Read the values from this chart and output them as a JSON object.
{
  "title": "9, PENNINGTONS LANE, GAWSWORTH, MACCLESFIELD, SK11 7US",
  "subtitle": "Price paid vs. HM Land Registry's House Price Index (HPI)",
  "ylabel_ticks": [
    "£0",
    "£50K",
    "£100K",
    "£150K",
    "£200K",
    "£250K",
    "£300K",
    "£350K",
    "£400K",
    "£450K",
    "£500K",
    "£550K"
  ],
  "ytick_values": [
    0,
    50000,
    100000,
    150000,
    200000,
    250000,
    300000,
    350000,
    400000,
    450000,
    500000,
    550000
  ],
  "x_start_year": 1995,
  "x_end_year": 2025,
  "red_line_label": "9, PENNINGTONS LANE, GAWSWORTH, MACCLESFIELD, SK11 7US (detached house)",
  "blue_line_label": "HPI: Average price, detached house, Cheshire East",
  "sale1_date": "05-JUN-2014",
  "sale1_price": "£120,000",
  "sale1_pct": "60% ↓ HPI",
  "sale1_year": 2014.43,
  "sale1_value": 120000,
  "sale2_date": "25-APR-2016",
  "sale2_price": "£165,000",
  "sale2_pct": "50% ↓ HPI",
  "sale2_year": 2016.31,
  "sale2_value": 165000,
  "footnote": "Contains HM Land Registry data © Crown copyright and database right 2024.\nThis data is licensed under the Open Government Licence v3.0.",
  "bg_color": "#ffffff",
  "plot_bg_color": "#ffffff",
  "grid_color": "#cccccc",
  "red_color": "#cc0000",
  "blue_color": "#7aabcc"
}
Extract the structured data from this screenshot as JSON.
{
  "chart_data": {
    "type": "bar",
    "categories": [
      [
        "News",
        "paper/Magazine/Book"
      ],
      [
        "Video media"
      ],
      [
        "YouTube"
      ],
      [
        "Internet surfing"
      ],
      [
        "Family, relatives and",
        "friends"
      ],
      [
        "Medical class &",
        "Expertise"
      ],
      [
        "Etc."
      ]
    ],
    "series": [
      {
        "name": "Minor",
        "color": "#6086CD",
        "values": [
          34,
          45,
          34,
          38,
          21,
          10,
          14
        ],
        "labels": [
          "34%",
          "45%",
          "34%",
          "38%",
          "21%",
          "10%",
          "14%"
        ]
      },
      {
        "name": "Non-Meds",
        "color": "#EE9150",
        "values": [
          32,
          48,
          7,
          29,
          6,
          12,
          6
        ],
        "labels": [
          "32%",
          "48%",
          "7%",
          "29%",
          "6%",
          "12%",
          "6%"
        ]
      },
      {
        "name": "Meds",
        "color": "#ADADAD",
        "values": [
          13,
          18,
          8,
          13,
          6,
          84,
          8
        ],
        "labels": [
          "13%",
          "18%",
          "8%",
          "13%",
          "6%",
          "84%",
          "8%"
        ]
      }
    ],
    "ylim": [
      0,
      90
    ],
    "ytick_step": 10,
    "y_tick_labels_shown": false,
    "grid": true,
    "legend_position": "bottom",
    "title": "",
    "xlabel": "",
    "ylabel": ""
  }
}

#####

* **WHAT IS NEEDED**
Using the listing above, show each line holding the string "PENNINGTONS".

* **REPLY TO THE EXERCISE**
  "title": "9, PENNINGTONS LANE, GAWSWORTH, MACCLESFIELD, SK11 7US",
  "red_line_label": "9, PENNINGTONS LANE, GAWSWORTH, MACCLESFIELD, SK11 7US (detached house)",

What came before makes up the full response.